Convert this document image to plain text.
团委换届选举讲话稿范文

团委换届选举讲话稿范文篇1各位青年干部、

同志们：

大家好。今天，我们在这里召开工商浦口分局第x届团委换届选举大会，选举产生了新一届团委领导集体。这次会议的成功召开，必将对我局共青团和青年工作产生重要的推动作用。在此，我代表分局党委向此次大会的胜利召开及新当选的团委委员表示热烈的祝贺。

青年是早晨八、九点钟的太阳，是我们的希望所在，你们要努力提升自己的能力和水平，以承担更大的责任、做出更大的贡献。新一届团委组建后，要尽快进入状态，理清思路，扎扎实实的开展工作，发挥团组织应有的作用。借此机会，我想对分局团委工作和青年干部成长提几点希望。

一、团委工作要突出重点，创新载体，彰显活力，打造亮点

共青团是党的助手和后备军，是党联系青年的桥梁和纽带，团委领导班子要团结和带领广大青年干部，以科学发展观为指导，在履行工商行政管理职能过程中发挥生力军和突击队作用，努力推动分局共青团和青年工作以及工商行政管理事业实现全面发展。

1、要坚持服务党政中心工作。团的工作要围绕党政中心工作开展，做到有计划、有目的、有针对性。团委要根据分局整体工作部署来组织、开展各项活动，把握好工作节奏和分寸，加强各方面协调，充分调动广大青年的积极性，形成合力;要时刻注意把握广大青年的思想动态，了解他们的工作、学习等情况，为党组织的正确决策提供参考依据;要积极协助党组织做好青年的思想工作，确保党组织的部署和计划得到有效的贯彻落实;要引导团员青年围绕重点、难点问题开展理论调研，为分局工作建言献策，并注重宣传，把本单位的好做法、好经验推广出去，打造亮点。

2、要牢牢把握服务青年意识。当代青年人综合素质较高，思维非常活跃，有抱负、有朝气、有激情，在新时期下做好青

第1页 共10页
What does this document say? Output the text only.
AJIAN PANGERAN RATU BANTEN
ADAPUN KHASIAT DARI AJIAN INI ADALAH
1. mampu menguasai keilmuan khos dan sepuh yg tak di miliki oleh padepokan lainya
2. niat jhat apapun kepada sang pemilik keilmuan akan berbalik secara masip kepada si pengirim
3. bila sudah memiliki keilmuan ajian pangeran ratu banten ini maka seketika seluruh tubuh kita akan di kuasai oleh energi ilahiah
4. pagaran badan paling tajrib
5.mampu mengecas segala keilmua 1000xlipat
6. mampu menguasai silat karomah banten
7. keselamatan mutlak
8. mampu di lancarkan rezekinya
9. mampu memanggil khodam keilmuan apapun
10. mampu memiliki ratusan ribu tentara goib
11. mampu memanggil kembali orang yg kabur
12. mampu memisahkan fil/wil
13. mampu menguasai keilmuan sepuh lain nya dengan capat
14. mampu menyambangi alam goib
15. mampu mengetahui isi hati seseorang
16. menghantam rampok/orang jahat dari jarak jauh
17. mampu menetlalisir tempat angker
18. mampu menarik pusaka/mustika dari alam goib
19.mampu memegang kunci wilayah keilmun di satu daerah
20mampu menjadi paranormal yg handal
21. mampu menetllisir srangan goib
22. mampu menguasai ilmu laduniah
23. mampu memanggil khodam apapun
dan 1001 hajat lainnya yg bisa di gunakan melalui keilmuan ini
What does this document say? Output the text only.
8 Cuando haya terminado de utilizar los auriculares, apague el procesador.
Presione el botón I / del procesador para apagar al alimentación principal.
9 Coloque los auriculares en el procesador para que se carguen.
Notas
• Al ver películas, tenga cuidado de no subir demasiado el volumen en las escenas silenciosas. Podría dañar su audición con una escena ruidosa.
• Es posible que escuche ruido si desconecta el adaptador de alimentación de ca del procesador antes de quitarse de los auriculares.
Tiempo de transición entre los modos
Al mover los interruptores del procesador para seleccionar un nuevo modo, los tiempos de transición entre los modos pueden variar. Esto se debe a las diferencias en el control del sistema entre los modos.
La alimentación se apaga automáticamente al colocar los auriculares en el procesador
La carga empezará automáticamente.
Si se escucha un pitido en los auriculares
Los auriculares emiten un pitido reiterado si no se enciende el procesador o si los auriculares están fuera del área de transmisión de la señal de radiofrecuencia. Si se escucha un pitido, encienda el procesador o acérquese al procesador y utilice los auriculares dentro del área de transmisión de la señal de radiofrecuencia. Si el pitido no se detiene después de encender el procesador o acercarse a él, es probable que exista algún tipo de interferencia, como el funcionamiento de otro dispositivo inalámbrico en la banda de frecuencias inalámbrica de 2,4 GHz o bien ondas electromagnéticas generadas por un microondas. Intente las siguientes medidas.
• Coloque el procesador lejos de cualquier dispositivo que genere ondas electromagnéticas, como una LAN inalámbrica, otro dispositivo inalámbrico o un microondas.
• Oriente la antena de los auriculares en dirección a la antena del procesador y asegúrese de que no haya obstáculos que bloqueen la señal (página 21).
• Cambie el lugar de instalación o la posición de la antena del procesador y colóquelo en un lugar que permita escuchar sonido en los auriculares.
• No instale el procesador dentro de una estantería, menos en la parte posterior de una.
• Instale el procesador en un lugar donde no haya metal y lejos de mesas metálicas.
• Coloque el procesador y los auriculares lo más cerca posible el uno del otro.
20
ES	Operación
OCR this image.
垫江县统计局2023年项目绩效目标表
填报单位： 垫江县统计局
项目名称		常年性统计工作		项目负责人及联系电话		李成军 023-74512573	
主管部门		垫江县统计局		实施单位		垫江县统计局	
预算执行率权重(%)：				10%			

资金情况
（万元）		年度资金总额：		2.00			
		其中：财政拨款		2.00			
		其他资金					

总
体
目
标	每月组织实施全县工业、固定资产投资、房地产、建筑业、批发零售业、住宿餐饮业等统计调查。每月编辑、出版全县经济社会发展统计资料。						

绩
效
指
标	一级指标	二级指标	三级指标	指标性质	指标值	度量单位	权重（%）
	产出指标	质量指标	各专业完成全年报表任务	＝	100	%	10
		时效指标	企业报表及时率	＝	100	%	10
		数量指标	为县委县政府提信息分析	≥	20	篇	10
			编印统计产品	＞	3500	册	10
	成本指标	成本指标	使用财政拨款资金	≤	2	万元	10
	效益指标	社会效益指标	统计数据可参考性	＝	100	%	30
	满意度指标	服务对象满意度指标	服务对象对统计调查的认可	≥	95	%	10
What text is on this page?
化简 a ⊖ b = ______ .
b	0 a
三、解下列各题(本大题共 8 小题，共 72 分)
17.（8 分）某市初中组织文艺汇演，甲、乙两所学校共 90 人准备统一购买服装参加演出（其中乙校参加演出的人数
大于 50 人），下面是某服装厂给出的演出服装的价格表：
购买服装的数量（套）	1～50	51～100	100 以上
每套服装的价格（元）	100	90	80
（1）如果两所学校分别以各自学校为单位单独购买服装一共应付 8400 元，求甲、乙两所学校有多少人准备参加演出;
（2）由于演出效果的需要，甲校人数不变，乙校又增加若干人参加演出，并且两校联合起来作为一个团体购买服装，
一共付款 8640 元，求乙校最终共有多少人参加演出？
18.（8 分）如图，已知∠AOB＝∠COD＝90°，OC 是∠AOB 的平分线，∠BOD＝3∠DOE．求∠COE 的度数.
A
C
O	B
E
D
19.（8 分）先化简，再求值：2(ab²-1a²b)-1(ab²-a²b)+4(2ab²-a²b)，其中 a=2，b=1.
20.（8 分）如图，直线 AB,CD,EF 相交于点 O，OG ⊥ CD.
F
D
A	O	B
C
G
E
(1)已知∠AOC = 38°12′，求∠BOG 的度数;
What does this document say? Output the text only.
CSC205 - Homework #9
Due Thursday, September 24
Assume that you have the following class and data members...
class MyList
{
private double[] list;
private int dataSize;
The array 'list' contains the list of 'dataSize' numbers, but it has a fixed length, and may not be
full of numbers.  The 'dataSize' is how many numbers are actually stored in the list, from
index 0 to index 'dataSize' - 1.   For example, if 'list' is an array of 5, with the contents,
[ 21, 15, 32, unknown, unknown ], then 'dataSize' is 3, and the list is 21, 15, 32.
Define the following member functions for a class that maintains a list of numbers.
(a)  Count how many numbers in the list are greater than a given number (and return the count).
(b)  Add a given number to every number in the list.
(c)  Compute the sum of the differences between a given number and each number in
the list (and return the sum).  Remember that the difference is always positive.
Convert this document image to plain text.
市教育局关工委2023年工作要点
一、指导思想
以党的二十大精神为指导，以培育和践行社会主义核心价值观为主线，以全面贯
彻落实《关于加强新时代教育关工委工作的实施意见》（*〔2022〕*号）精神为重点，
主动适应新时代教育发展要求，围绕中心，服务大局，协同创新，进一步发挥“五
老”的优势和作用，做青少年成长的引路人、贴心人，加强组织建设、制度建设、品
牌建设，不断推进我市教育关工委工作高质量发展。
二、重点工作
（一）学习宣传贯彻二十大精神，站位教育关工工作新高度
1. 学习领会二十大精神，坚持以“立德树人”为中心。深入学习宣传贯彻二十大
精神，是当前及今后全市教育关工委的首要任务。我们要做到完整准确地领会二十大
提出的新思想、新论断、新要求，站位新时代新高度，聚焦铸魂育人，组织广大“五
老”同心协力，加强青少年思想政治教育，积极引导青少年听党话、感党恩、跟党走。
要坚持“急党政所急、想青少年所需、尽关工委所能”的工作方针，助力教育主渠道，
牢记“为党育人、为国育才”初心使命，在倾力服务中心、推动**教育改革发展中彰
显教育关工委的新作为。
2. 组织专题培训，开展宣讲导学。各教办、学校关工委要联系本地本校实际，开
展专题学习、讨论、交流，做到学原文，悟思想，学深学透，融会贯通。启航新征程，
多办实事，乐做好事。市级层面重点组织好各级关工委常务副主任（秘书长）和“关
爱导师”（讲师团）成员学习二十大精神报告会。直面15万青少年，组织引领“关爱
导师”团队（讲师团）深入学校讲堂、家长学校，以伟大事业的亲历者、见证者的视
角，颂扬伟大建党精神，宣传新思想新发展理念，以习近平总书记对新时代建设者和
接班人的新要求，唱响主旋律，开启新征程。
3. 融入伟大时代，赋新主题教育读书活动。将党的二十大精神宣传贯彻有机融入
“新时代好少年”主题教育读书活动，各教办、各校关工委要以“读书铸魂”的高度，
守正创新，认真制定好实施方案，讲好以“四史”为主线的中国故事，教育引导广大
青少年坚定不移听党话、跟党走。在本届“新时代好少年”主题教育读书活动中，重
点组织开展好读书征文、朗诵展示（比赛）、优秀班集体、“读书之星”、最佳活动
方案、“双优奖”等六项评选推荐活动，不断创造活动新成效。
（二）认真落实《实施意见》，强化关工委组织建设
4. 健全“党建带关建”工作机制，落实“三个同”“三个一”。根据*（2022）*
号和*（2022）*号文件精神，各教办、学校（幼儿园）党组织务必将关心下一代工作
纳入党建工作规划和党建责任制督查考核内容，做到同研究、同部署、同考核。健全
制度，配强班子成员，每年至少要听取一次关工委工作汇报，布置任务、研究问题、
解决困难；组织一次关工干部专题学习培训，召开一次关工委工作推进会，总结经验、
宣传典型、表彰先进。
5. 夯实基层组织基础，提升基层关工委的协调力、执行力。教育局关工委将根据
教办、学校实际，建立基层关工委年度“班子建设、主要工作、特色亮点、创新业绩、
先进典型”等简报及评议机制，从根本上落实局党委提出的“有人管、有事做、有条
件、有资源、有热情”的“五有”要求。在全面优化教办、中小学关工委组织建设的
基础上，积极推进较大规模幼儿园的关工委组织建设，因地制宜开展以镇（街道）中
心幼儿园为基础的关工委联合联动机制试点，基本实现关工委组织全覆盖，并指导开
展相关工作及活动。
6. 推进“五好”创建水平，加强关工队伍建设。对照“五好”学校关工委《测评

* * * * * * *

[TASK STATEMENT] Search the records for the word "entre", then list every line that has it.

[PROBLEM SOLUTION]
Tiempo de transición entre los modos
Al mover los interruptores del procesador para seleccionar un nuevo modo, los tiempos de transición entre los modos pueden variar. Esto se debe a las diferencias en el control del sistema entre los modos.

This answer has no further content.